Directions for this task:
Give a verbatim repeat of the lines that run from the line containing "Decode this image" to the end of the data below.

Supplied records:
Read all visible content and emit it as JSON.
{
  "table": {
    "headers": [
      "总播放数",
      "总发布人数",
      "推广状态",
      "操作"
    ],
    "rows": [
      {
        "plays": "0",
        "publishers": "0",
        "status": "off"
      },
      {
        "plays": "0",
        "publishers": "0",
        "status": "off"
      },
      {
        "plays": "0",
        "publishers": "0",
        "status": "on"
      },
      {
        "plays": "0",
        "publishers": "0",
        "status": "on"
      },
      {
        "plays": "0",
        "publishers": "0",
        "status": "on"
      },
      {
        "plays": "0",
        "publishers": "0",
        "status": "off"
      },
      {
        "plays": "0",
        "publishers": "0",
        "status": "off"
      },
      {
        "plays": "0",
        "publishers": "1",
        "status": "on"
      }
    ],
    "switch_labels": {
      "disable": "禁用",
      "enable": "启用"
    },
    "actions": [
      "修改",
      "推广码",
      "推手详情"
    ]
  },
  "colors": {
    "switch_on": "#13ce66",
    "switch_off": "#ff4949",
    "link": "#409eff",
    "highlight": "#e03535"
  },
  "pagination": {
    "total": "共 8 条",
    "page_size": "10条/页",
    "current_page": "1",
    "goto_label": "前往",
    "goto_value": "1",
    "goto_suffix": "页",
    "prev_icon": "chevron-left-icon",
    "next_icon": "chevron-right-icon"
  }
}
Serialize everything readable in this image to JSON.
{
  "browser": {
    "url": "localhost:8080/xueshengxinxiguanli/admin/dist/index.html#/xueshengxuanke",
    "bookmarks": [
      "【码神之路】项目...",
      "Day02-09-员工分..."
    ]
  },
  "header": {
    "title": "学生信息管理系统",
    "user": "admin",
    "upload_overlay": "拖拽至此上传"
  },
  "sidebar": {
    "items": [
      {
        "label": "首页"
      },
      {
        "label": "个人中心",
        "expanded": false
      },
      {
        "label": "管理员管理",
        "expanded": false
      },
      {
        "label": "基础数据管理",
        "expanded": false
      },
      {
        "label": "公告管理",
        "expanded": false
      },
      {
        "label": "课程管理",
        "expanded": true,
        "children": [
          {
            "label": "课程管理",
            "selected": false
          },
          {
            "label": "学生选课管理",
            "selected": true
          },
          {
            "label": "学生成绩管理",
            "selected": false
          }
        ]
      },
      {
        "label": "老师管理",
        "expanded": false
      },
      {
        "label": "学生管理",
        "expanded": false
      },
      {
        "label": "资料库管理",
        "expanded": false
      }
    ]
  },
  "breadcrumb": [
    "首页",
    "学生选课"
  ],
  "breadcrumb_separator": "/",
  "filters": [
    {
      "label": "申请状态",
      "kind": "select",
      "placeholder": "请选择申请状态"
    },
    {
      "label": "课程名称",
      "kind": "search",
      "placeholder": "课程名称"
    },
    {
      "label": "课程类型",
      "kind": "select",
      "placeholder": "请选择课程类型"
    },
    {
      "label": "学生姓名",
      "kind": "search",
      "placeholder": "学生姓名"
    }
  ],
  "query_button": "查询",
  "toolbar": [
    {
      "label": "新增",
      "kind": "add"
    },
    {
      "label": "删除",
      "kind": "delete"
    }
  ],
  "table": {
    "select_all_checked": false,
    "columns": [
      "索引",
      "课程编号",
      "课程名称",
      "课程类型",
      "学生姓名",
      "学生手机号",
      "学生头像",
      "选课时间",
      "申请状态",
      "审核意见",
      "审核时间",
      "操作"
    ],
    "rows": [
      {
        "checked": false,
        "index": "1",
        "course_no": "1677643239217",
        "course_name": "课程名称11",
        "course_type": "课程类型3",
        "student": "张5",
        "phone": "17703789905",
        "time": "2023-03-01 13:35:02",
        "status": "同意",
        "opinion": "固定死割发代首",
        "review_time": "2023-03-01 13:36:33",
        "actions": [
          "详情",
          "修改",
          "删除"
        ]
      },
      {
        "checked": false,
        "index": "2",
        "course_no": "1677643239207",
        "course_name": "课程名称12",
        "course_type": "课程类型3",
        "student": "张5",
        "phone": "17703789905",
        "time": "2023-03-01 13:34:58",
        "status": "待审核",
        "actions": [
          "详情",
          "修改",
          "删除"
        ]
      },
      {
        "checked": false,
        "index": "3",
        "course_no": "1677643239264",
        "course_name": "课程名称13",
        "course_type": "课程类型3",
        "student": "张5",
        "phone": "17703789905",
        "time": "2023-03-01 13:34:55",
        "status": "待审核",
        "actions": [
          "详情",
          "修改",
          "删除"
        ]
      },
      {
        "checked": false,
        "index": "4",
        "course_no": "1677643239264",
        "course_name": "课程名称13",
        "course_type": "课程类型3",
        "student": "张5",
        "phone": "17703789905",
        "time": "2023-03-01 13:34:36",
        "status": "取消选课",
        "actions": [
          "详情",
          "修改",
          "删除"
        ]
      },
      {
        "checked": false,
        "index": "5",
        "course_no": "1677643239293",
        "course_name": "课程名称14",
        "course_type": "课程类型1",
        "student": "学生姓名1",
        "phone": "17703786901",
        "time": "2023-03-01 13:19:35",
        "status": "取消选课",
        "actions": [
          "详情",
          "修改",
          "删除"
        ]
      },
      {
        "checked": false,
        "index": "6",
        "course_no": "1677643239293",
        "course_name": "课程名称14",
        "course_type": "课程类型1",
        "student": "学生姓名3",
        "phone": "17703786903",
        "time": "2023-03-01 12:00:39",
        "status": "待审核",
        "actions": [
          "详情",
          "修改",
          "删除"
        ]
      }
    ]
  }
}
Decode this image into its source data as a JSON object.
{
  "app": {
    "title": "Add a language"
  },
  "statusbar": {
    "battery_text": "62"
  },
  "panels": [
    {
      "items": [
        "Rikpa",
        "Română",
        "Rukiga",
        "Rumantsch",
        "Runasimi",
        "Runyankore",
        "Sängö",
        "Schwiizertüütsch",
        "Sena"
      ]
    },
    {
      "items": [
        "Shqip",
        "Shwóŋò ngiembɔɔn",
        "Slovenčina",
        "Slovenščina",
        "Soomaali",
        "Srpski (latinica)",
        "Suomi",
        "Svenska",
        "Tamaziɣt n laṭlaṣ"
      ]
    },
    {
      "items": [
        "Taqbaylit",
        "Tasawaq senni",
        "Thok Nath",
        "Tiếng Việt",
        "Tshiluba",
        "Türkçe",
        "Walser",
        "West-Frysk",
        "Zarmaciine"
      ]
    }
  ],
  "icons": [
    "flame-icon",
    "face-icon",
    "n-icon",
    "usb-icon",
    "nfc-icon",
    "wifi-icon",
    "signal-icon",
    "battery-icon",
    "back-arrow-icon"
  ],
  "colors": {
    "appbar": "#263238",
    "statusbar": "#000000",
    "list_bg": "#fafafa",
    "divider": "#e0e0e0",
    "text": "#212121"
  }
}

Exercise solution:
Decode this image into its source data as a JSON object.
{
  "app": {
    "title": "Add a language"
  },
  "statusbar": {
    "battery_text": "62"
  },
  "panels": [
    {
      "items": [
        "Rikpa",
        "Română",
        "Rukiga",
        "Rumantsch",
        "Runasimi",
        "Runyankore",
        "Sängö",
        "Schwiizertüütsch",
        "Sena"
      ]
    },
    {
      "items": [
        "Shqip",
        "Shwóŋò ngiembɔɔn",
        "Slovenčina",
        "Slovenščina",
        "Soomaali",
        "Srpski (latinica)",
        "Suomi",
        "Svenska",
        "Tamaziɣt n laṭlaṣ"
      ]
    },
    {
      "items": [
        "Taqbaylit",
        "Tasawaq senni",
        "Thok Nath",
        "Tiếng Việt",
        "Tshiluba",
        "Türkçe",
        "Walser",
        "West-Frysk",
        "Zarmaciine"
      ]
    }
  ],
  "icons": [
    "flame-icon",
    "face-icon",
    "n-icon",
    "usb-icon",
    "nfc-icon",
    "wifi-icon",
    "signal-icon",
    "battery-icon",
    "back-arrow-icon"
  ],
  "colors": {
    "appbar": "#263238",
    "statusbar": "#000000",
    "list_bg": "#fafafa",
    "divider": "#e0e0e0",
    "text": "#212121"
  }
}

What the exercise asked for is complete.